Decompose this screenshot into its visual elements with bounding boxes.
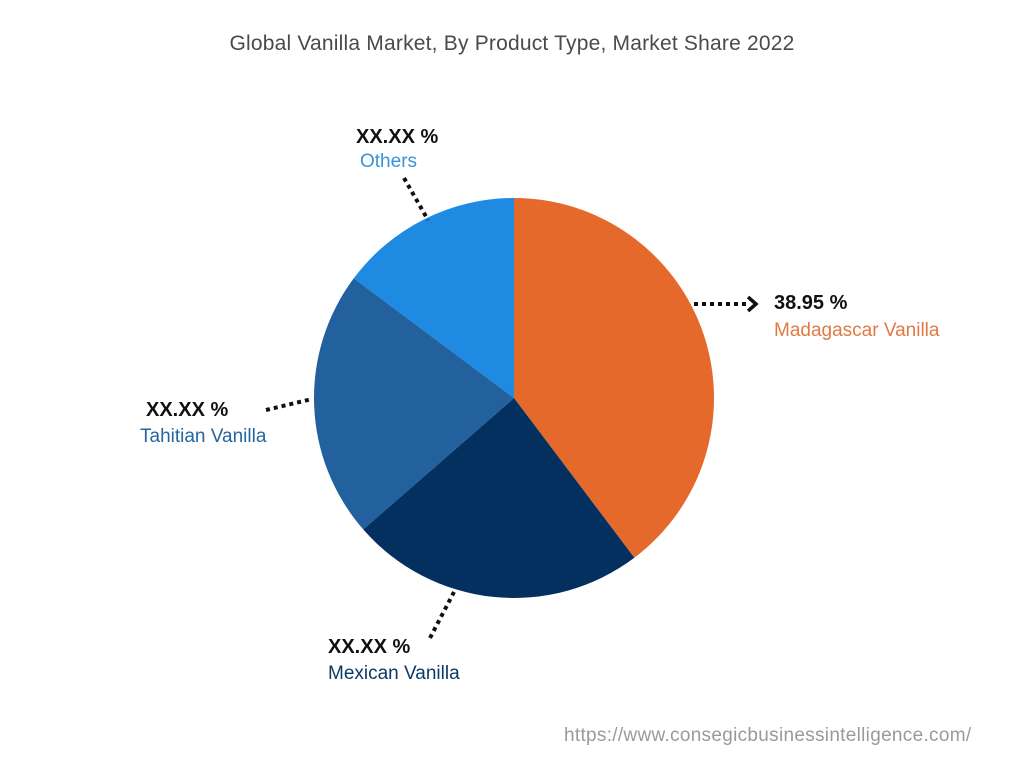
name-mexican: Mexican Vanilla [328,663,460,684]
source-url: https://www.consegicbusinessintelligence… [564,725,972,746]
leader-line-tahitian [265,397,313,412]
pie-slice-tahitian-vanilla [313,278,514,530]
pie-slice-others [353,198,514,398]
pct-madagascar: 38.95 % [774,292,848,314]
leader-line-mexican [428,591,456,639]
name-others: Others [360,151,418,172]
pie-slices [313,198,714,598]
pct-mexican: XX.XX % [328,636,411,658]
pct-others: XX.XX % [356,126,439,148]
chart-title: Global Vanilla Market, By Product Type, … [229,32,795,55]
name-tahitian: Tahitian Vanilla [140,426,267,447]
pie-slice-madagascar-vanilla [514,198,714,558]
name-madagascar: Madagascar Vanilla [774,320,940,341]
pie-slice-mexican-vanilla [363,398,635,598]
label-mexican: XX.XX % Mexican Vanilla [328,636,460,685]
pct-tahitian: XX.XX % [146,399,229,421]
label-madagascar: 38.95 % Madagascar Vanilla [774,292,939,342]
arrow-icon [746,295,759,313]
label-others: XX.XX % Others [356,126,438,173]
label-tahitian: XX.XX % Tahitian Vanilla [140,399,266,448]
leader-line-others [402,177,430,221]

-*-

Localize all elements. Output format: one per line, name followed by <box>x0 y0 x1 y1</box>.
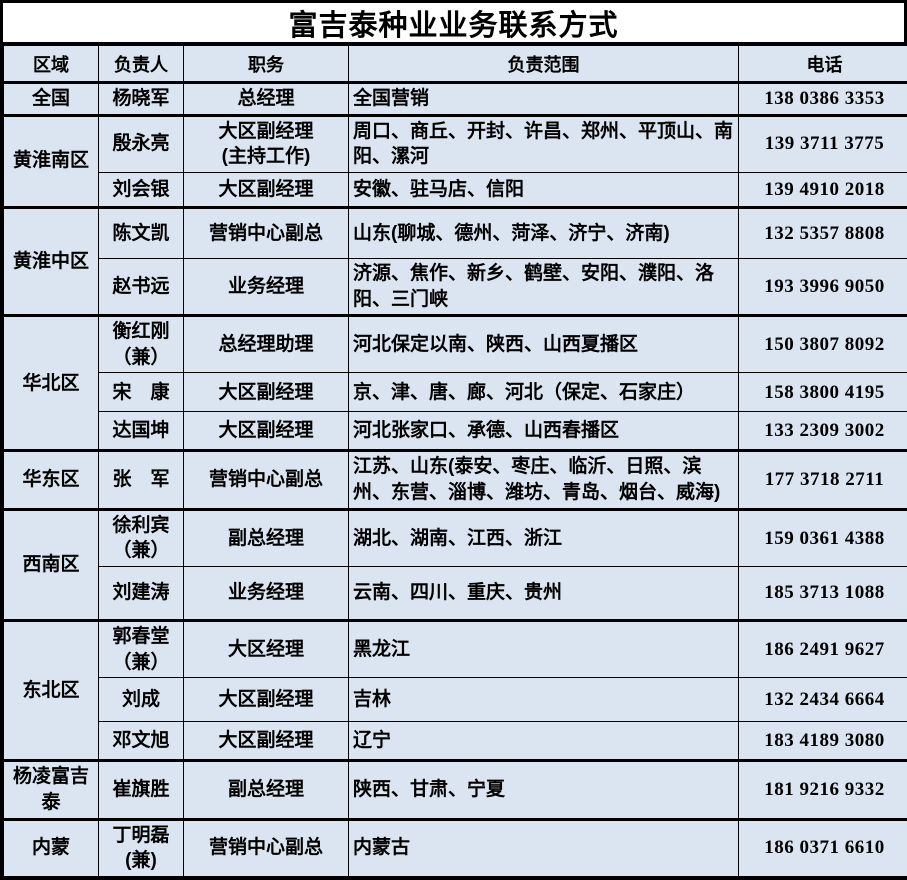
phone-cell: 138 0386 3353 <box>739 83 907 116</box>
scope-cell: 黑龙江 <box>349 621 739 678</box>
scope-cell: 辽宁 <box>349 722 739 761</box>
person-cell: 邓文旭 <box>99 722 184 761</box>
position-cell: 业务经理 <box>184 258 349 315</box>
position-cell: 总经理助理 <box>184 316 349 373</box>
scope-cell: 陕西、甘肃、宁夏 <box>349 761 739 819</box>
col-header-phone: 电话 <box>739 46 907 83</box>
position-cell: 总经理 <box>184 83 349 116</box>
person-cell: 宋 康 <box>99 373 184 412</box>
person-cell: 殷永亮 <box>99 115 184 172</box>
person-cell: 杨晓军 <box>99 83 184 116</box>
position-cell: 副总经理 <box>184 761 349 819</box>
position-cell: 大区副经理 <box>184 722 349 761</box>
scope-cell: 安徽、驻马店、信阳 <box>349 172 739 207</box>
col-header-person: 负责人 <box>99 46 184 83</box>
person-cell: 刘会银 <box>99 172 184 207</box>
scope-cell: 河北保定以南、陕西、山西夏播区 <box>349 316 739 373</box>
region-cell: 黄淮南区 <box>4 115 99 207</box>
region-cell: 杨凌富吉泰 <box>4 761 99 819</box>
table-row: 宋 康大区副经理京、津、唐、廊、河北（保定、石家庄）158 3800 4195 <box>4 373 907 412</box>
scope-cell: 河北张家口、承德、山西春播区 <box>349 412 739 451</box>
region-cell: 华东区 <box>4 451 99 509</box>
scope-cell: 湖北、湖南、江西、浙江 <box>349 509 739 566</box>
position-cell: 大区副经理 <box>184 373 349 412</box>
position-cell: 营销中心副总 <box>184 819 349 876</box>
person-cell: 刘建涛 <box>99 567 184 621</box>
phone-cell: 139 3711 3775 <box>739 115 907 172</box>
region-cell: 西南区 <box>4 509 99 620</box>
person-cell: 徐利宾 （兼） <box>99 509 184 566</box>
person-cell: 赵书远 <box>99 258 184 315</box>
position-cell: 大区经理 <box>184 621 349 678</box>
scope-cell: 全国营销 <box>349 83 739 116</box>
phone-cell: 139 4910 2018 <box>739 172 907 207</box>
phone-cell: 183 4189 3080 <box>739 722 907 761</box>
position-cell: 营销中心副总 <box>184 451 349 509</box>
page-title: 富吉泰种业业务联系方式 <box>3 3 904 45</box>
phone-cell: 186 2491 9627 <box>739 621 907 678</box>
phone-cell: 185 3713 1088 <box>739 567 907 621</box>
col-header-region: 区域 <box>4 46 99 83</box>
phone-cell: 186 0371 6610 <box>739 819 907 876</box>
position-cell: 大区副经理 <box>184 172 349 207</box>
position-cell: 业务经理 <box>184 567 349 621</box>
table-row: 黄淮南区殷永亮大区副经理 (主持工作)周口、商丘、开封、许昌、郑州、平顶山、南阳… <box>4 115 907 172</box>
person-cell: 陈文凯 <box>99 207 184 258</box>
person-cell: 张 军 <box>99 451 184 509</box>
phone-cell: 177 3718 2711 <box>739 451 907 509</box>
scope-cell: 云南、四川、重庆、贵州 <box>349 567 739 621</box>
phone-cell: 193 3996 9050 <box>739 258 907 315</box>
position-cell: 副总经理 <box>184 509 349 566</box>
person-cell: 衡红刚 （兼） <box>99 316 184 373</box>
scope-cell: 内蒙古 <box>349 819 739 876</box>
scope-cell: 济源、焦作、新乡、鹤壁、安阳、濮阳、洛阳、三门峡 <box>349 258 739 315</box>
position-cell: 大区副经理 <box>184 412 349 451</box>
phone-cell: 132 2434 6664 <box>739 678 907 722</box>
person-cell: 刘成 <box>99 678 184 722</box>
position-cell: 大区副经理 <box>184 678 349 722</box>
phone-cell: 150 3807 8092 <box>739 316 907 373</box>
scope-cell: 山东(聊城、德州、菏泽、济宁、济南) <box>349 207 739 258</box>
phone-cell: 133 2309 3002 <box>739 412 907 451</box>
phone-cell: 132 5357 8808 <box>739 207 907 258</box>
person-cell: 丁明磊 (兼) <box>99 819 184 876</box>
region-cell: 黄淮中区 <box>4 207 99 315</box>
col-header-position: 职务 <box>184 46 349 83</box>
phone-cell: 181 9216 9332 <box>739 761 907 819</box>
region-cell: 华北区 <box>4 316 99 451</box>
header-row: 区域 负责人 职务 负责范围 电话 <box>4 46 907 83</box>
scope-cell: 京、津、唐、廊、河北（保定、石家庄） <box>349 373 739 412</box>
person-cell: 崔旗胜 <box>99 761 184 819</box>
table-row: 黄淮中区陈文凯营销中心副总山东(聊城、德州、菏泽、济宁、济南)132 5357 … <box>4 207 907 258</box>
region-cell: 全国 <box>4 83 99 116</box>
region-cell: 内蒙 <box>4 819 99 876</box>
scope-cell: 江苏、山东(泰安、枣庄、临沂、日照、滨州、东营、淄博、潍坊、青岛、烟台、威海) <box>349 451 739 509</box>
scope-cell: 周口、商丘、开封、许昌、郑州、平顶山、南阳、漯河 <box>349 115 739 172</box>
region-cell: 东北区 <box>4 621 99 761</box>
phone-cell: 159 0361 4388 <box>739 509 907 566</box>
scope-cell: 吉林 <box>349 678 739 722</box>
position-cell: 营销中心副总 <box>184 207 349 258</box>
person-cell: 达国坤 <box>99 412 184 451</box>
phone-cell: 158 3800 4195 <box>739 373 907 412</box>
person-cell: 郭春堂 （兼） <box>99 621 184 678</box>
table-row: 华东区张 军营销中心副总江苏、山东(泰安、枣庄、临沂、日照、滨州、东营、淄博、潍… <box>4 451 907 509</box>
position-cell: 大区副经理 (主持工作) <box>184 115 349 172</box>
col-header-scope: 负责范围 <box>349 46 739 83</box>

-*-

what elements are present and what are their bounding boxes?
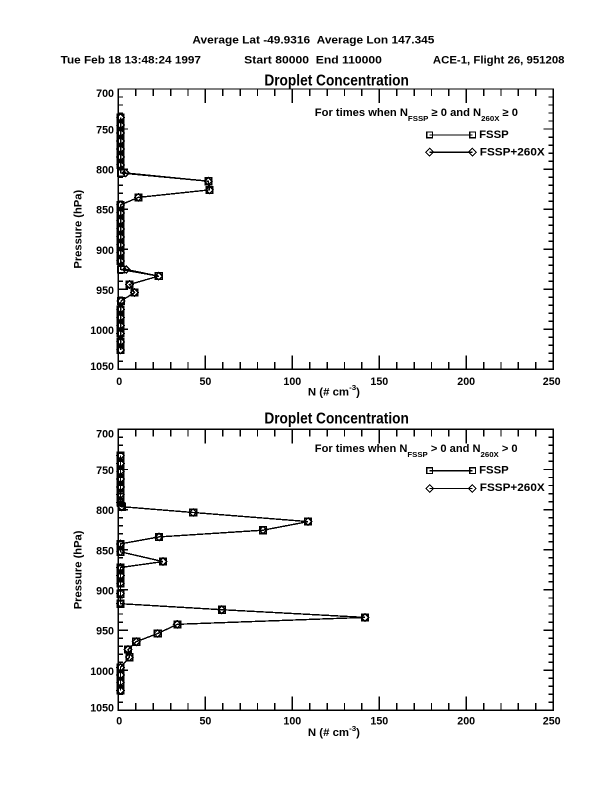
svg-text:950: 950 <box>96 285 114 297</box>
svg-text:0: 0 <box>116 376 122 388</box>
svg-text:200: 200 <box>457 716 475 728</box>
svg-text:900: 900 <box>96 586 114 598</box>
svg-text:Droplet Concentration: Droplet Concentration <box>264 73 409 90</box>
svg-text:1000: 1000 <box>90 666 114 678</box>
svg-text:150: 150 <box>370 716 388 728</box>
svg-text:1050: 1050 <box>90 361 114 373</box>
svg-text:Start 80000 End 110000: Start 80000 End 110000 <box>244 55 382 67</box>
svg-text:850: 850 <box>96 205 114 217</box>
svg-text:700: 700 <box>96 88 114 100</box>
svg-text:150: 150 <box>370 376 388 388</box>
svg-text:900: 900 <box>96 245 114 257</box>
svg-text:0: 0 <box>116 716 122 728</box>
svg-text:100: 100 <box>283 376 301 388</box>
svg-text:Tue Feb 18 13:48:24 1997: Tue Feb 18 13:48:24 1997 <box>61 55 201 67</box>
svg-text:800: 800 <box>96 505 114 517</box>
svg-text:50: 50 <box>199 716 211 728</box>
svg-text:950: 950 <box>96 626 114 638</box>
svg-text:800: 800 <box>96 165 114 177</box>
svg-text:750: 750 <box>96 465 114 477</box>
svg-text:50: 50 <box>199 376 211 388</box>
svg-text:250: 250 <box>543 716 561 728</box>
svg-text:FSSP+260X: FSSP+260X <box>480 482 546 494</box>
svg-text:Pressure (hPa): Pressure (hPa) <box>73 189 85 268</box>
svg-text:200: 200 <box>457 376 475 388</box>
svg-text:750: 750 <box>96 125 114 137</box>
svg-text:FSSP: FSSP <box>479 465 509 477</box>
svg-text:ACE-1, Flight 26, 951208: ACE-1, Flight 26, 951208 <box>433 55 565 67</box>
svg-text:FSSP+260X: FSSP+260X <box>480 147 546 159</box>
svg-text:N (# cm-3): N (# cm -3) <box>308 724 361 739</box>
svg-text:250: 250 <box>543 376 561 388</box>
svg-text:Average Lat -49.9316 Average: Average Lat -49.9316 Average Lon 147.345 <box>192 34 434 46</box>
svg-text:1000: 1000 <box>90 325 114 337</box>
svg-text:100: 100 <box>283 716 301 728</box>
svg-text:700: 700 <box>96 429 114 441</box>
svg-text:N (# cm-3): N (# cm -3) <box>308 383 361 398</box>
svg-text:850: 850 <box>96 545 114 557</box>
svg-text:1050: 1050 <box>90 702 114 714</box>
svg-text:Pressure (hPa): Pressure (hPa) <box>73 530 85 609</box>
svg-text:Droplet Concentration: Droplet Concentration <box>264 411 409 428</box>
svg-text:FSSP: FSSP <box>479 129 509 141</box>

-*-

> WHAT YOU SHOULD DO: Copy the items from the line containing "phone-cell: 138 0386" up to and including the line containing "region-cell: 杨凌富吉泰 <box>4 761 99 819</box>", renaming "position-cell" to "title-cell" everywhere it occurs and leaving everything else unchanged.

> OUTPUT FOR THIS TASK:
phone-cell: 138 0386 3353 <box>739 83 907 116</box>
scope-cell: 黑龙江 <box>349 621 739 678</box>
scope-cell: 辽宁 <box>349 722 739 761</box>
person-cell: 邓文旭 <box>99 722 184 761</box>
title-cell: 业务经理 <box>184 258 349 315</box>
title-cell: 总经理助理 <box>184 316 349 373</box>
scope-cell: 陕西、甘肃、宁夏 <box>349 761 739 819</box>
col-header-phone: 电话 <box>739 46 907 83</box>
title-cell: 总经理 <box>184 83 349 116</box>
person-cell: 宋 康 <box>99 373 184 412</box>
person-cell: 殷永亮 <box>99 115 184 172</box>
person-cell: 杨晓军 <box>99 83 184 116</box>
title-cell: 副总经理 <box>184 761 349 819</box>
title-cell: 大区副经理 <box>184 722 349 761</box>
scope-cell: 安徽、驻马店、信阳 <box>349 172 739 207</box>
col-header-person: 负责人 <box>99 46 184 83</box>
person-cell: 刘会银 <box>99 172 184 207</box>
scope-cell: 河北保定以南、陕西、山西夏播区 <box>349 316 739 373</box>
region-cell: 黄淮南区 <box>4 115 99 207</box>
region-cell: 杨凌富吉泰 <box>4 761 99 819</box>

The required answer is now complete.